_Exercise brief_
Transcribe all of the material below word for word and leave out its pictures.

(Dataset records)
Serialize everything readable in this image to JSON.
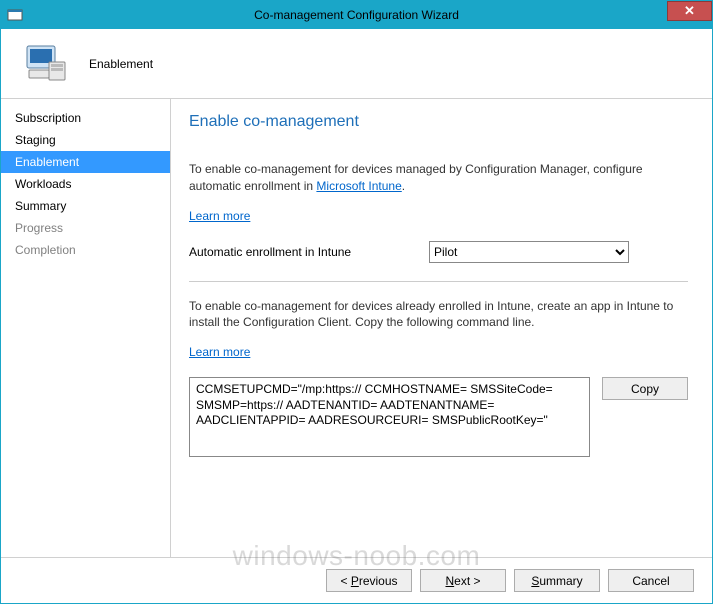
{
  "window": {
    "title": "Co-management Configuration Wizard",
    "close_symbol": "✕"
  },
  "header": {
    "title": "Enablement"
  },
  "sidebar": {
    "items": [
      {
        "label": "Subscription",
        "state": "done"
      },
      {
        "label": "Staging",
        "state": "done"
      },
      {
        "label": "Enablement",
        "state": "selected"
      },
      {
        "label": "Workloads",
        "state": "pending"
      },
      {
        "label": "Summary",
        "state": "pending"
      },
      {
        "label": "Progress",
        "state": "disabled"
      },
      {
        "label": "Completion",
        "state": "disabled"
      }
    ]
  },
  "content": {
    "page_title": "Enable co-management",
    "section1": {
      "desc_pre": "To enable co-management for devices managed by Configuration Manager, configure automatic enrollment in ",
      "desc_link": "Microsoft Intune",
      "desc_post": ".",
      "learn_more": "Learn more",
      "field_label": "Automatic enrollment in Intune",
      "field_value": "Pilot",
      "field_options": [
        "Pilot"
      ]
    },
    "section2": {
      "desc": "To enable co-management for devices already enrolled in Intune, create an app in Intune to install the Configuration Client. Copy the following command line.",
      "learn_more": "Learn more",
      "command": "CCMSETUPCMD=\"/mp:https:// CCMHOSTNAME= SMSSiteCode= SMSMP=https:// AADTENANTID= AADTENANTNAME= AADCLIENTAPPID= AADRESOURCEURI= SMSPublicRootKey=\"",
      "copy_label": "Copy"
    }
  },
  "footer": {
    "previous": "Previous",
    "next": "Next",
    "summary": "Summary",
    "cancel": "Cancel"
  },
  "watermark": "windows-noob.com"
}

_Task result_
Serialize everything readable in this image to JSON.
{
  "window": {
    "title": "Co-management Configuration Wizard",
    "close_symbol": "✕"
  },
  "header": {
    "title": "Enablement"
  },
  "sidebar": {
    "items": [
      {
        "label": "Subscription",
        "state": "done"
      },
      {
        "label": "Staging",
        "state": "done"
      },
      {
        "label": "Enablement",
        "state": "selected"
      },
      {
        "label": "Workloads",
        "state": "pending"
      },
      {
        "label": "Summary",
        "state": "pending"
      },
      {
        "label": "Progress",
        "state": "disabled"
      },
      {
        "label": "Completion",
        "state": "disabled"
      }
    ]
  },
  "content": {
    "page_title": "Enable co-management",
    "section1": {
      "desc_pre": "To enable co-management for devices managed by Configuration Manager, configure automatic enrollment in ",
      "desc_link": "Microsoft Intune",
      "desc_post": ".",
      "learn_more": "Learn more",
      "field_label": "Automatic enrollment in Intune",
      "field_value": "Pilot",
      "field_options": [
        "Pilot"
      ]
    },
    "section2": {
      "desc": "To enable co-management for devices already enrolled in Intune, create an app in Intune to install the Configuration Client. Copy the following command line.",
      "learn_more": "Learn more",
      "command": "CCMSETUPCMD=\"/mp:https:// CCMHOSTNAME= SMSSiteCode= SMSMP=https:// AADTENANTID= AADTENANTNAME= AADCLIENTAPPID= AADRESOURCEURI= SMSPublicRootKey=\"",
      "copy_label": "Copy"
    }
  },
  "footer": {
    "previous": "Previous",
    "next": "Next",
    "summary": "Summary",
    "cancel": "Cancel"
  },
  "watermark": "windows-noob.com"
}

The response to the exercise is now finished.